• _Problem to solve_:
Check the listing below for lines that hold "Dolor". How many are there? Please give only the number.

[Source data]
* * *

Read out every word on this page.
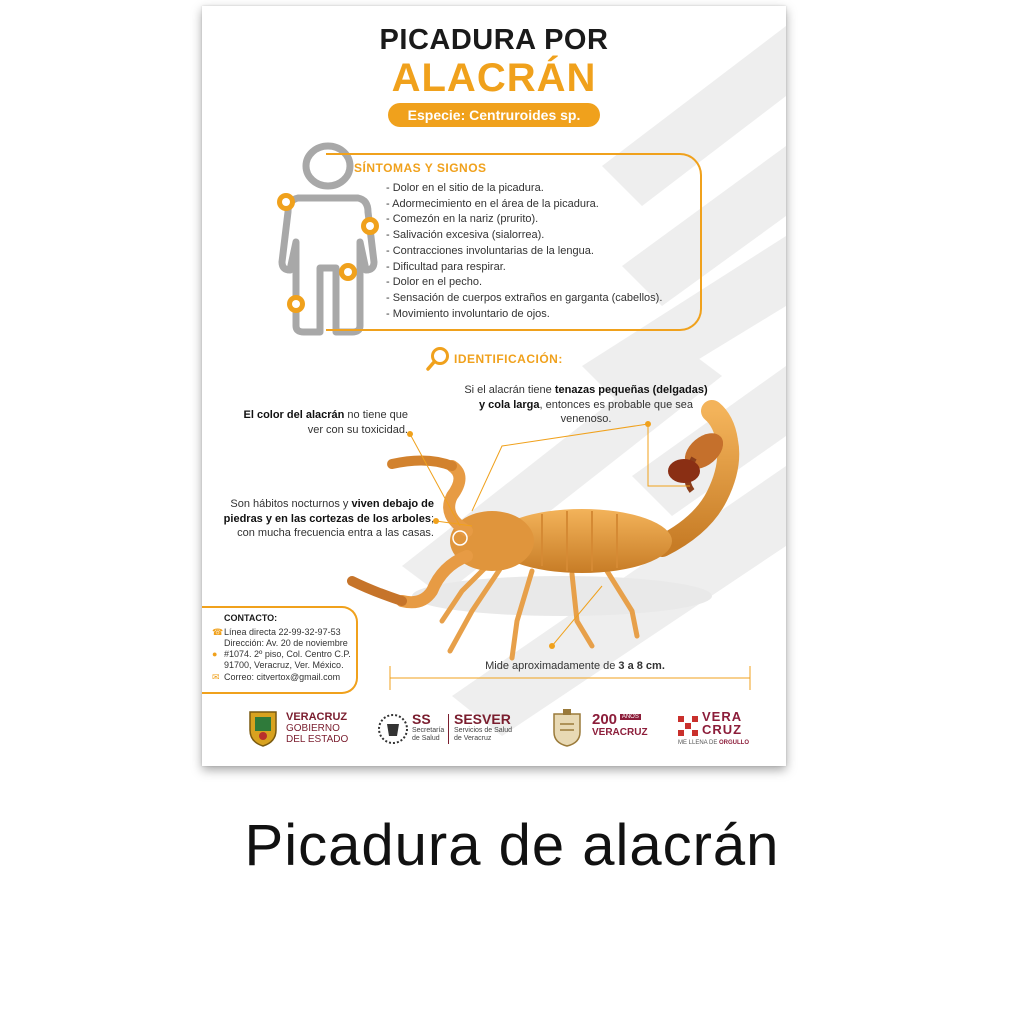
PICADURA POR
ALACRÁN
Especie: Centruroides sp.
SÍNTOMAS Y SIGNOS
- Dolor en el sitio de la picadura.
- Adormecimiento en el área de la picadura.
- Comezón en la nariz (prurito).
- Salivación excesiva (sialorrea).
- Contracciones involuntarias de la lengua.
- Dificultad para respirar.
- Dolor en el pecho.
- Sensación de cuerpos extraños en garganta (cabellos).
- Movimiento involuntario de ojos.
IDENTIFICACIÓN:
El color del alacrán no tiene que ver con su toxicidad.
Si el alacrán tiene tenazas pequeñas (delgadas) y cola larga, entonces es probable que sea venenoso.
Son hábitos nocturnos y viven debajo de piedras y en las cortezas de los arboles; con mucha frecuencia entra a las casas.
Mide aproximadamente de 3 a 8 cm.
CONTACTO:
☎ Línea directa 22-99-32-97-53
●
Dirección: Av. 20 de noviembre
#1074. 2º piso, Col. Centro C.P.
91700, Veracruz, Ver. México.
✉ Correo: citvertox@gmail.com
VERACRUZ
GOBIERNO
DEL ESTADO
SS
Secretaría
de Salud
SESVER
Servicios de Salud
de Veracruz
200 $^{AÑOS}$
VERACRUZ
VERA
CRUZ
ME LLENA DE ORGULLO
Picadura de alacrán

* * *

• _Task answer_:
2